Collected data entries =>
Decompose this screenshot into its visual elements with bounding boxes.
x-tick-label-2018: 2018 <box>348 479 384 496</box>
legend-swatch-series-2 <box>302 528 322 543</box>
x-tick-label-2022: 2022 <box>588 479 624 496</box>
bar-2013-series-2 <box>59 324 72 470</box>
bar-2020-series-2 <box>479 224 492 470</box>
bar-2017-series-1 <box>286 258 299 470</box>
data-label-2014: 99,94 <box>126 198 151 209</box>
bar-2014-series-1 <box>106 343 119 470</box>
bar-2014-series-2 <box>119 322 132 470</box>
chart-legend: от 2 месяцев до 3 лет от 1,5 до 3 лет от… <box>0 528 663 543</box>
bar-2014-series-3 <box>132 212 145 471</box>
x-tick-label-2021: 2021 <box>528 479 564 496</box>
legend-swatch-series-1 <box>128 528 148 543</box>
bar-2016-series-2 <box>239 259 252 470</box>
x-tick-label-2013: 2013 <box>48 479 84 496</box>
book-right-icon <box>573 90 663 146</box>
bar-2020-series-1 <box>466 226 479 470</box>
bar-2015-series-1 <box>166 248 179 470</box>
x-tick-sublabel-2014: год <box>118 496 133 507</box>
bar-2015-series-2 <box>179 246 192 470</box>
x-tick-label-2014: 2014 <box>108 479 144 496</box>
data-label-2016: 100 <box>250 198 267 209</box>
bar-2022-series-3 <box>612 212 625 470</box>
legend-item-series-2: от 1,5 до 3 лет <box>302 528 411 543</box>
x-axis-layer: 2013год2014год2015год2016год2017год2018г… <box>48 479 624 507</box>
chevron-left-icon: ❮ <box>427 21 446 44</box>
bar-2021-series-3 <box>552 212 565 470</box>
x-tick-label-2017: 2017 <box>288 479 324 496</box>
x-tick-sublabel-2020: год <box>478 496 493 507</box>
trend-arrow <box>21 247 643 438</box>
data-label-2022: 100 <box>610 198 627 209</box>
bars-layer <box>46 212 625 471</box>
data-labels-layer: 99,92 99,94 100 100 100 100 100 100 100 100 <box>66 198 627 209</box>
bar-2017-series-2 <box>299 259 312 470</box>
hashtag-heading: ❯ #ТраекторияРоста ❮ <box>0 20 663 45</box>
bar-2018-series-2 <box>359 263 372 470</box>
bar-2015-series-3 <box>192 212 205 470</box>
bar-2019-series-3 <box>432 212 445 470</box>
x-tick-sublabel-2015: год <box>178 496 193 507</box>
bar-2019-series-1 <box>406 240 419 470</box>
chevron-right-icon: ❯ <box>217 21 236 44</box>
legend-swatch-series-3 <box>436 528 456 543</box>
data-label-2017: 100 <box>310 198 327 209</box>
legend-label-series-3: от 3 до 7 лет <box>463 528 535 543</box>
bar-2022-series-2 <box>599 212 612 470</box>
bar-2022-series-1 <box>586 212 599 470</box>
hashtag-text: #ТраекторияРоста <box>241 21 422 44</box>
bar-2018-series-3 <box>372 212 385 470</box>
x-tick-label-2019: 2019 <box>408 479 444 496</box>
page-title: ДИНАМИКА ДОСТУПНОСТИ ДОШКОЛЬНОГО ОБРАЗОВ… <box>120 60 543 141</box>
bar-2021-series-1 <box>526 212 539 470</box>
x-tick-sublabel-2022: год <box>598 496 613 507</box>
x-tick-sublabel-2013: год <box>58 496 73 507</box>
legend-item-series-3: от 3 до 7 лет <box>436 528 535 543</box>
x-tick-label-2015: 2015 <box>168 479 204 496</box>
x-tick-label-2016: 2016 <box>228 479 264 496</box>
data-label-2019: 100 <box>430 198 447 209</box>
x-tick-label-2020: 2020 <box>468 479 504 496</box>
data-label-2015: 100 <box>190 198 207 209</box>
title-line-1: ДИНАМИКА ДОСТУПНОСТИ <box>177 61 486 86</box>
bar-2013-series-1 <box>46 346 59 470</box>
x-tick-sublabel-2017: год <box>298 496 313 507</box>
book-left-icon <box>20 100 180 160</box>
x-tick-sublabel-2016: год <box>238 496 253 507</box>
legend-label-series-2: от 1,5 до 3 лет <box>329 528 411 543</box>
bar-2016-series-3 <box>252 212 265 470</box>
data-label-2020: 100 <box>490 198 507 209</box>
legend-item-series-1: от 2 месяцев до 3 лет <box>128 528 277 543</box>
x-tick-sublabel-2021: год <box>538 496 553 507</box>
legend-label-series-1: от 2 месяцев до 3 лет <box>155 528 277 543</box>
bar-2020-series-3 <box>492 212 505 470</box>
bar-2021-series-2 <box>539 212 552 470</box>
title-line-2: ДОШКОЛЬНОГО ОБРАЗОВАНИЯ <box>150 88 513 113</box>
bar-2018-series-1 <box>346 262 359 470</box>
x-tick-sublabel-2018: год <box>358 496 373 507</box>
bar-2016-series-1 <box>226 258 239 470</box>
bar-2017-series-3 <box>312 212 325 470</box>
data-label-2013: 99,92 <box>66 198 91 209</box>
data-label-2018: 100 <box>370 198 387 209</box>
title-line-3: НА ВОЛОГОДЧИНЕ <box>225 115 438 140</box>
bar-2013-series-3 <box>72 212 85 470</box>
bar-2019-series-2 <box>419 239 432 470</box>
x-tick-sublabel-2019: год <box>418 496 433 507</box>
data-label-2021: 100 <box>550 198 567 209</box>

DESCRIPTION OF THE TASK =>
Reproduce every one of the entries above, keeping each line identical to its original.

COMPLETED EXERCISE =>
Decompose this screenshot into its visual elements with bounding boxes.
x-tick-label-2018: 2018 <box>348 479 384 496</box>
legend-swatch-series-2 <box>302 528 322 543</box>
x-tick-label-2022: 2022 <box>588 479 624 496</box>
bar-2013-series-2 <box>59 324 72 470</box>
bar-2020-series-2 <box>479 224 492 470</box>
bar-2017-series-1 <box>286 258 299 470</box>
data-label-2014: 99,94 <box>126 198 151 209</box>
bar-2014-series-1 <box>106 343 119 470</box>
bar-2014-series-2 <box>119 322 132 470</box>
chart-legend: от 2 месяцев до 3 лет от 1,5 до 3 лет от… <box>0 528 663 543</box>
bar-2014-series-3 <box>132 212 145 471</box>
x-tick-label-2021: 2021 <box>528 479 564 496</box>
legend-swatch-series-1 <box>128 528 148 543</box>
bar-2016-series-2 <box>239 259 252 470</box>
x-tick-label-2013: 2013 <box>48 479 84 496</box>
book-right-icon <box>573 90 663 146</box>
bar-2020-series-1 <box>466 226 479 470</box>
bar-2015-series-1 <box>166 248 179 470</box>
x-tick-sublabel-2014: год <box>118 496 133 507</box>
bar-2015-series-2 <box>179 246 192 470</box>
x-tick-label-2014: 2014 <box>108 479 144 496</box>
data-label-2016: 100 <box>250 198 267 209</box>
bar-2022-series-3 <box>612 212 625 470</box>
legend-item-series-2: от 1,5 до 3 лет <box>302 528 411 543</box>
x-axis-layer: 2013год2014год2015год2016год2017год2018г… <box>48 479 624 507</box>
chevron-left-icon: ❮ <box>427 21 446 44</box>
bar-2021-series-3 <box>552 212 565 470</box>
x-tick-label-2017: 2017 <box>288 479 324 496</box>
x-tick-sublabel-2020: год <box>478 496 493 507</box>
trend-arrow <box>21 247 643 438</box>
data-label-2022: 100 <box>610 198 627 209</box>
bars-layer <box>46 212 625 471</box>
data-labels-layer: 99,92 99,94 100 100 100 100 100 100 100 100 <box>66 198 627 209</box>
bar-2017-series-2 <box>299 259 312 470</box>
hashtag-heading: ❯ #ТраекторияРоста ❮ <box>0 20 663 45</box>
bar-2018-series-2 <box>359 263 372 470</box>
bar-2015-series-3 <box>192 212 205 470</box>
bar-2019-series-3 <box>432 212 445 470</box>
x-tick-sublabel-2015: год <box>178 496 193 507</box>
bar-2019-series-1 <box>406 240 419 470</box>
chevron-right-icon: ❯ <box>217 21 236 44</box>
legend-swatch-series-3 <box>436 528 456 543</box>
data-label-2017: 100 <box>310 198 327 209</box>
legend-label-series-3: от 3 до 7 лет <box>463 528 535 543</box>
bar-2022-series-2 <box>599 212 612 470</box>
bar-2022-series-1 <box>586 212 599 470</box>
hashtag-text: #ТраекторияРоста <box>241 21 422 44</box>
bar-2018-series-3 <box>372 212 385 470</box>
x-tick-label-2019: 2019 <box>408 479 444 496</box>
page-title: ДИНАМИКА ДОСТУПНОСТИ ДОШКОЛЬНОГО ОБРАЗОВ… <box>120 60 543 141</box>
bar-2021-series-1 <box>526 212 539 470</box>
x-tick-sublabel-2022: год <box>598 496 613 507</box>
x-tick-sublabel-2013: год <box>58 496 73 507</box>
legend-item-series-3: от 3 до 7 лет <box>436 528 535 543</box>
x-tick-label-2015: 2015 <box>168 479 204 496</box>
x-tick-label-2016: 2016 <box>228 479 264 496</box>
data-label-2019: 100 <box>430 198 447 209</box>
x-tick-label-2020: 2020 <box>468 479 504 496</box>
data-label-2015: 100 <box>190 198 207 209</box>
title-line-1: ДИНАМИКА ДОСТУПНОСТИ <box>177 61 486 86</box>
bar-2013-series-1 <box>46 346 59 470</box>
x-tick-sublabel-2017: год <box>298 496 313 507</box>
book-left-icon <box>20 100 180 160</box>
x-tick-sublabel-2016: год <box>238 496 253 507</box>
legend-label-series-2: от 1,5 до 3 лет <box>329 528 411 543</box>
bar-2016-series-3 <box>252 212 265 470</box>
data-label-2020: 100 <box>490 198 507 209</box>
legend-item-series-1: от 2 месяцев до 3 лет <box>128 528 277 543</box>
x-tick-sublabel-2021: год <box>538 496 553 507</box>
legend-label-series-1: от 2 месяцев до 3 лет <box>155 528 277 543</box>
bar-2020-series-3 <box>492 212 505 470</box>
bar-2021-series-2 <box>539 212 552 470</box>
title-line-2: ДОШКОЛЬНОГО ОБРАЗОВАНИЯ <box>150 88 513 113</box>
bar-2018-series-1 <box>346 262 359 470</box>
x-tick-sublabel-2018: год <box>358 496 373 507</box>
bar-2016-series-1 <box>226 258 239 470</box>
bar-2017-series-3 <box>312 212 325 470</box>
data-label-2013: 99,92 <box>66 198 91 209</box>
data-label-2018: 100 <box>370 198 387 209</box>
title-line-3: НА ВОЛОГОДЧИНЕ <box>225 115 438 140</box>
bar-2013-series-3 <box>72 212 85 470</box>
bar-2019-series-2 <box>419 239 432 470</box>
x-tick-sublabel-2019: год <box>418 496 433 507</box>
data-label-2021: 100 <box>550 198 567 209</box>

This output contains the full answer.